Set exercise: Reproduce the rows from the first one up to and including the line with "bar-sites-day-18 — [284, 215, 294, 280]", swapping "bounding box" for "bounding rectangle" and keeping everything else the same.

Dataset rows:
* Start *
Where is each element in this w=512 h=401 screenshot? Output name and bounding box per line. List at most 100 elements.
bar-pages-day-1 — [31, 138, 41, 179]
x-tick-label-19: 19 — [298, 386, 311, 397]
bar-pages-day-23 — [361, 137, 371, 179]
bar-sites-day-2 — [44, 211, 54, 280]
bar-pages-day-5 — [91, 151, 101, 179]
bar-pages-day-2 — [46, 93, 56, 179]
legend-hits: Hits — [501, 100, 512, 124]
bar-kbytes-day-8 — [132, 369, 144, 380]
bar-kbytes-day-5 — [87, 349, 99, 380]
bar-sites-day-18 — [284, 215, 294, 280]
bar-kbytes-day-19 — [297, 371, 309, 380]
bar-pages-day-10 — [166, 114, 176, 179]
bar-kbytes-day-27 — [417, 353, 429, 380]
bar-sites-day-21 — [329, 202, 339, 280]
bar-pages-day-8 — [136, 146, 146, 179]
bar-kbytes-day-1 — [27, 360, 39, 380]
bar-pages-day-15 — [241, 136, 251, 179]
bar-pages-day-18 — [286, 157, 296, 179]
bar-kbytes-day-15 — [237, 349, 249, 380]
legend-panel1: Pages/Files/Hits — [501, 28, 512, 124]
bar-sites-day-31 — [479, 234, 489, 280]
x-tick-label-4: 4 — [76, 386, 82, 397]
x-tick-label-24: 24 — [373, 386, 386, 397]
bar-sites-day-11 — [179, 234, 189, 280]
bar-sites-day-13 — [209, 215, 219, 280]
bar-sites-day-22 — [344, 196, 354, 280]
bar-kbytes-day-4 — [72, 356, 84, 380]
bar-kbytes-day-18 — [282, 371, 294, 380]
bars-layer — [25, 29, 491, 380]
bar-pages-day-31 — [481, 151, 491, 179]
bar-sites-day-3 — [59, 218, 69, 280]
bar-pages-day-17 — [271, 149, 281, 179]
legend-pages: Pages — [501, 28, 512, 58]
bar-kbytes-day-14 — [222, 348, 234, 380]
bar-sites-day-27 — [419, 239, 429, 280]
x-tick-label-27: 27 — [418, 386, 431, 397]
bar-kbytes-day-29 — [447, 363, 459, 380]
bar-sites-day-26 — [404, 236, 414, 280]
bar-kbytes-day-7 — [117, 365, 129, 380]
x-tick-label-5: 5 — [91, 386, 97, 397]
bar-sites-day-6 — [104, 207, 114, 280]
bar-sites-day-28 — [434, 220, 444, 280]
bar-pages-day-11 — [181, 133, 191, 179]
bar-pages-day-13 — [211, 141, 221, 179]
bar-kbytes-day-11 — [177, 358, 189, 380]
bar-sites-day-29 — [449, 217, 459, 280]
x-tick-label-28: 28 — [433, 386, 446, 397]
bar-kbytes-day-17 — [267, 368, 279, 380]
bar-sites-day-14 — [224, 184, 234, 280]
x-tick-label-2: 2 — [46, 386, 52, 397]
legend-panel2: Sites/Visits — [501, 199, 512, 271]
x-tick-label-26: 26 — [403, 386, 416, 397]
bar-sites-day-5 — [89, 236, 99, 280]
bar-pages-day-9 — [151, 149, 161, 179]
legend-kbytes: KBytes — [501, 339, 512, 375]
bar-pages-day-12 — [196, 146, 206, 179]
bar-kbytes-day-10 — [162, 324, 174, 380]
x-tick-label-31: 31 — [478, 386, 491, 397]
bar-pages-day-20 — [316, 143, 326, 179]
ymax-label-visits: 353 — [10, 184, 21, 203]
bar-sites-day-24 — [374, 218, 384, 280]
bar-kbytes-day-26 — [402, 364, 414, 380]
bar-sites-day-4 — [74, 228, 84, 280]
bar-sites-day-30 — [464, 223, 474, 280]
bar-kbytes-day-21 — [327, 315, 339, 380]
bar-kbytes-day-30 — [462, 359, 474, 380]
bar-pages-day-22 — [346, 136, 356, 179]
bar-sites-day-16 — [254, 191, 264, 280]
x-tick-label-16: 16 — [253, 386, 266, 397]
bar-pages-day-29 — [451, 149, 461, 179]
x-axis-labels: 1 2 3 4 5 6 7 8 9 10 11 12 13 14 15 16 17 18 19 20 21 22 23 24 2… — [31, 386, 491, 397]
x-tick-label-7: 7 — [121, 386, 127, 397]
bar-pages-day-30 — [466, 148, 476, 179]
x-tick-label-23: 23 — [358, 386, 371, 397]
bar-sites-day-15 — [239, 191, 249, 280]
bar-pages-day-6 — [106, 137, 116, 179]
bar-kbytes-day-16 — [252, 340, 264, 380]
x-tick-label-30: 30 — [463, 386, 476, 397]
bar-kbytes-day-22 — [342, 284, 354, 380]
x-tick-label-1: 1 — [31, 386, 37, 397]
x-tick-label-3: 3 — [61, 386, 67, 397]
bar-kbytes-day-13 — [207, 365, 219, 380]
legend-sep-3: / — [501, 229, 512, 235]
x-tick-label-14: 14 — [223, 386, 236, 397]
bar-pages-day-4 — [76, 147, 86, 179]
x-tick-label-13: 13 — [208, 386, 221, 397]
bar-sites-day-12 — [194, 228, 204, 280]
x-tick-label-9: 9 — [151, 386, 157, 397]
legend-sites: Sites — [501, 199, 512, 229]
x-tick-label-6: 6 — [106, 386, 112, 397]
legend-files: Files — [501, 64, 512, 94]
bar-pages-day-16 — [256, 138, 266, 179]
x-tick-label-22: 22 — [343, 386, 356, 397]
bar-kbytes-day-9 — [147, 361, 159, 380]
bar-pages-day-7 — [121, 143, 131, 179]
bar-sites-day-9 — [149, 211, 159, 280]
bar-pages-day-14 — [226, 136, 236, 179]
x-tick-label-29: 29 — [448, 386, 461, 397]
* End *
Task solution:
Where is each element in this w=512 h=401 screenshot? Output name and bounding rectangle per line. List at most 100 elements.
bar-pages-day-1 — [31, 138, 41, 179]
x-tick-label-19: 19 — [298, 386, 311, 397]
bar-pages-day-23 — [361, 137, 371, 179]
bar-sites-day-2 — [44, 211, 54, 280]
bar-pages-day-5 — [91, 151, 101, 179]
bar-pages-day-2 — [46, 93, 56, 179]
legend-hits: Hits — [501, 100, 512, 124]
bar-kbytes-day-8 — [132, 369, 144, 380]
bar-kbytes-day-5 — [87, 349, 99, 380]
bar-sites-day-18 — [284, 215, 294, 280]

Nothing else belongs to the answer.